DIRECTION - Review the material and extract every line in which the word "Deine" occurs.

DATA SUPPLIED -
★ ★ ★ ★
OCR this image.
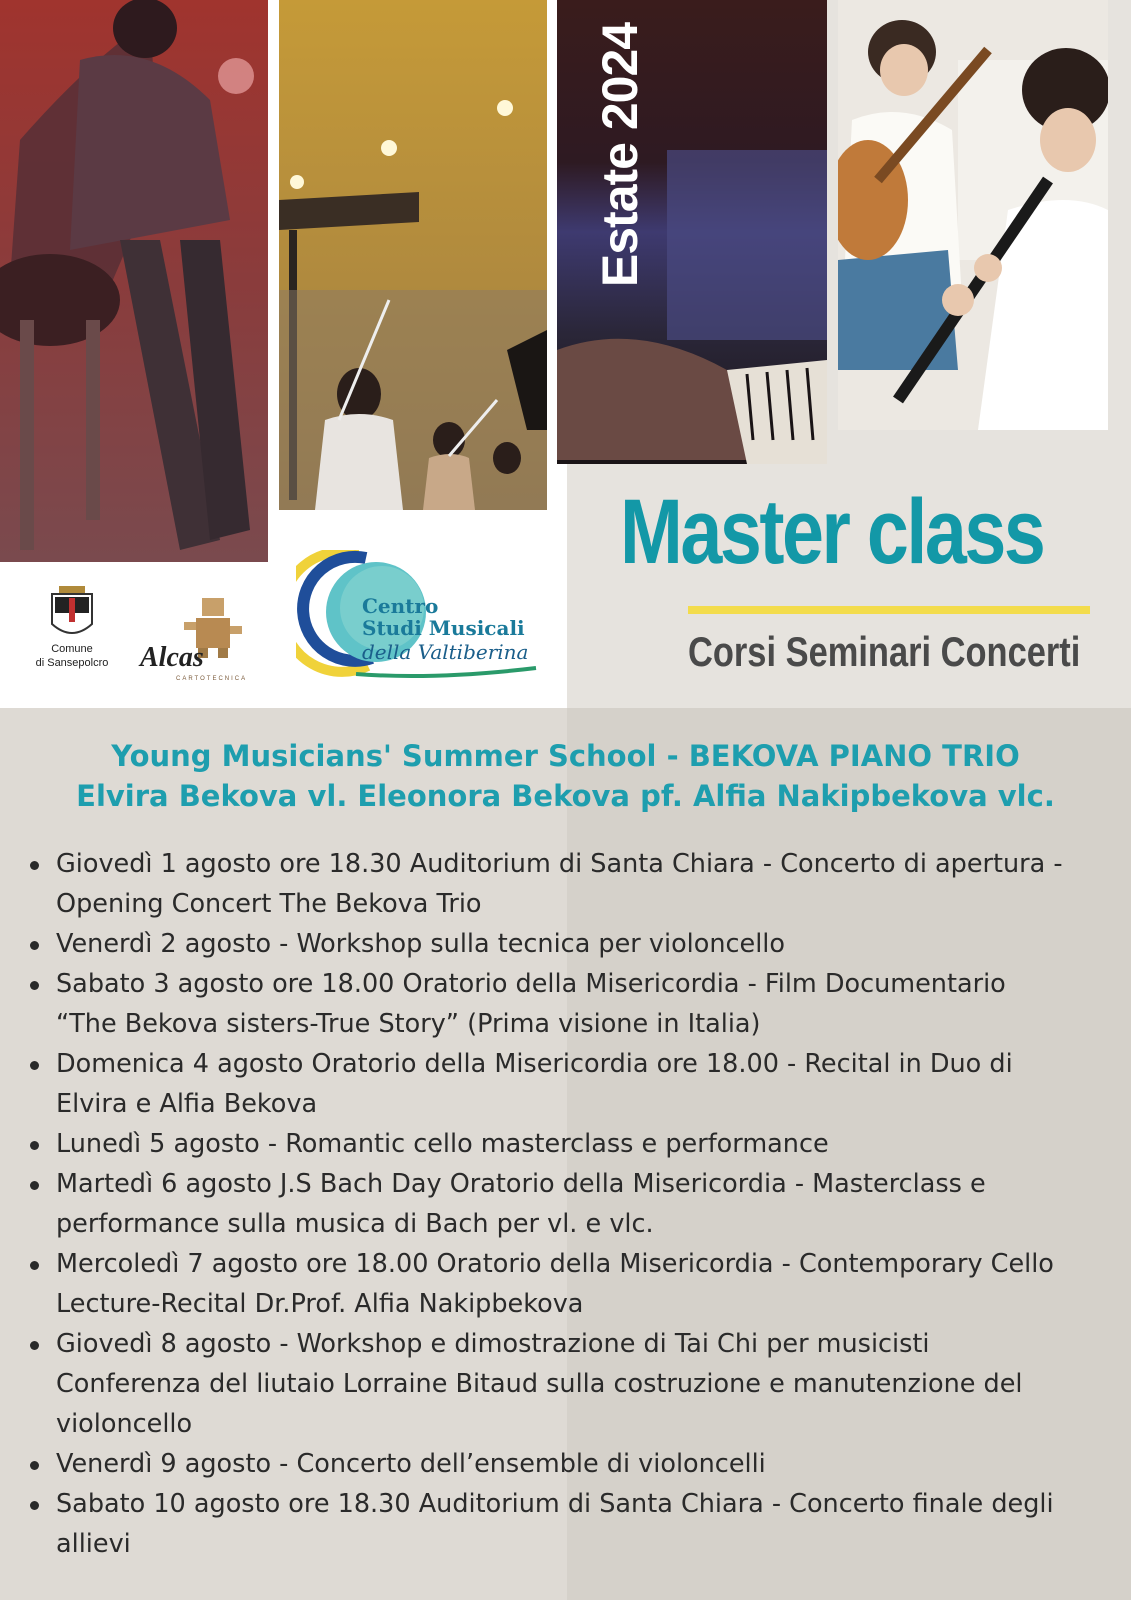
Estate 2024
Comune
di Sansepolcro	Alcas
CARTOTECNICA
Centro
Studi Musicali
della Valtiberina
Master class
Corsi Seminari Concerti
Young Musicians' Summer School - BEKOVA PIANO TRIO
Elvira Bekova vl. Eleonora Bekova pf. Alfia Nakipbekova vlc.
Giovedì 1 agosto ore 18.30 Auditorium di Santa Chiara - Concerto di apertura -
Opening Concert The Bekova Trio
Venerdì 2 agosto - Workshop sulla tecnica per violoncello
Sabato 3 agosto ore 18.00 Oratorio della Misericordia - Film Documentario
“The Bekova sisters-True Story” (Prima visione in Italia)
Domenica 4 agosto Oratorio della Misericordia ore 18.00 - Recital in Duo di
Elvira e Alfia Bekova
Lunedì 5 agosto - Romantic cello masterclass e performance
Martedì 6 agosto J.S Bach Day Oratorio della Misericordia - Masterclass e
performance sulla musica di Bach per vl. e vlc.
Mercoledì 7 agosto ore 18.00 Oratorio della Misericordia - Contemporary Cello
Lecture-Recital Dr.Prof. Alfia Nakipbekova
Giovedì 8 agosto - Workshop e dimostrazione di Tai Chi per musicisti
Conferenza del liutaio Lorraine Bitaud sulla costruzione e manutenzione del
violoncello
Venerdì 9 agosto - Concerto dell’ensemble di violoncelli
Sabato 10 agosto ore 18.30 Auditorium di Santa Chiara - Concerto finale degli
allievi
★ ★ ★ ★
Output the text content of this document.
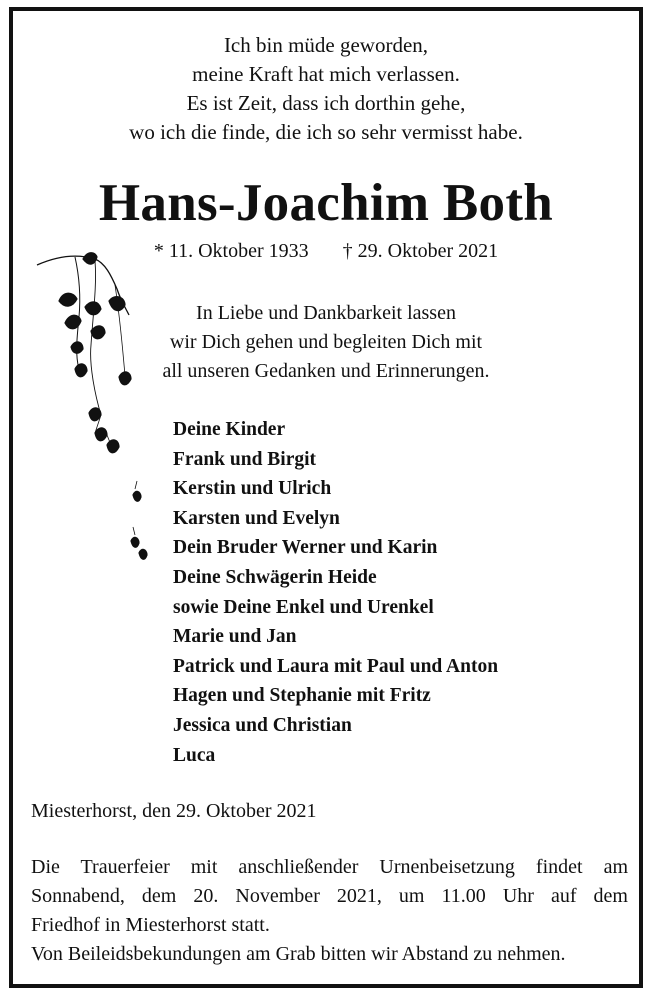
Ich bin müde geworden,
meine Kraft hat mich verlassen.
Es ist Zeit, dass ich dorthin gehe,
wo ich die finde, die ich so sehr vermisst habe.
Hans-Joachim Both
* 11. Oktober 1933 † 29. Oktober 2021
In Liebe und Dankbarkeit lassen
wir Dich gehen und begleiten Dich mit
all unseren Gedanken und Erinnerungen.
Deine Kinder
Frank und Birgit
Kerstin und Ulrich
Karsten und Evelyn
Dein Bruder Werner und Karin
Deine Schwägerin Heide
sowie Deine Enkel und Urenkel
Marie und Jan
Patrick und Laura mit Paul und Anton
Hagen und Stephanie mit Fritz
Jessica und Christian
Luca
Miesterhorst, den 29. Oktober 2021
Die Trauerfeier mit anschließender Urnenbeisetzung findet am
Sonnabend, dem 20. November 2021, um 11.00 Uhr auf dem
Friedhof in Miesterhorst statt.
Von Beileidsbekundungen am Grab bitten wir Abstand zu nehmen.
★ ★ ★ ★
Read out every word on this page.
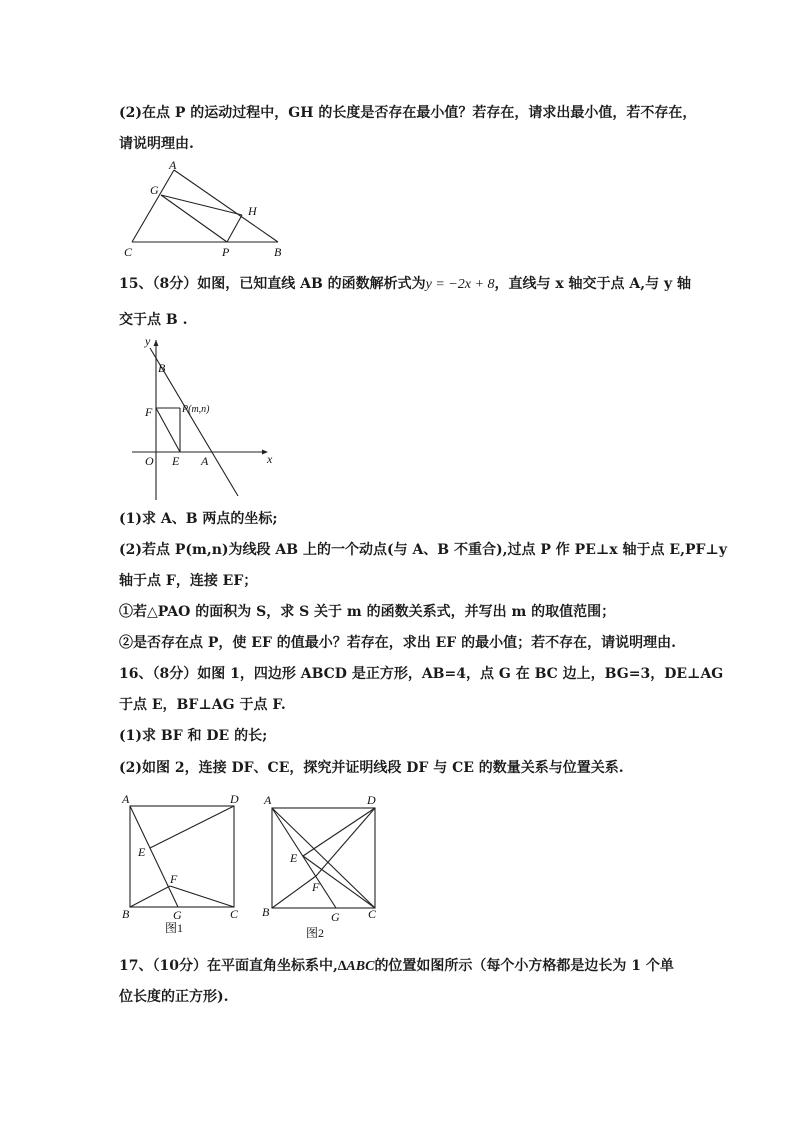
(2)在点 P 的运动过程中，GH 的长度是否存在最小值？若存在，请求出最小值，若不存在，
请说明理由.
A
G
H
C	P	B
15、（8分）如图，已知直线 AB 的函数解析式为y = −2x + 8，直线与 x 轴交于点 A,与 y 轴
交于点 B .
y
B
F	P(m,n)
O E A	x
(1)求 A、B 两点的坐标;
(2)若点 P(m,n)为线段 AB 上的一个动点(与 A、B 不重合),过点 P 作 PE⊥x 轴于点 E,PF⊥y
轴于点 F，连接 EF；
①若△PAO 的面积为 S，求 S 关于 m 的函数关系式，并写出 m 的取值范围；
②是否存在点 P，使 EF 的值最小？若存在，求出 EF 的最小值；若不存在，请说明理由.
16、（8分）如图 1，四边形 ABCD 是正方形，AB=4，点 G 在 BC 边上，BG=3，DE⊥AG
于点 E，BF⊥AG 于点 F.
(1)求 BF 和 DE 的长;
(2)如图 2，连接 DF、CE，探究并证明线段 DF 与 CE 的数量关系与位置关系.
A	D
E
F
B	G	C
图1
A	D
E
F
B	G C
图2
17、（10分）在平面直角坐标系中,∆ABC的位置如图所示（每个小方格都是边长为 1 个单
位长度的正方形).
★ ★ ★ ★
OUTPUT BELOW -
Deine Kinder
Deine Schwägerin Heide
sowie Deine Enkel und Urenkel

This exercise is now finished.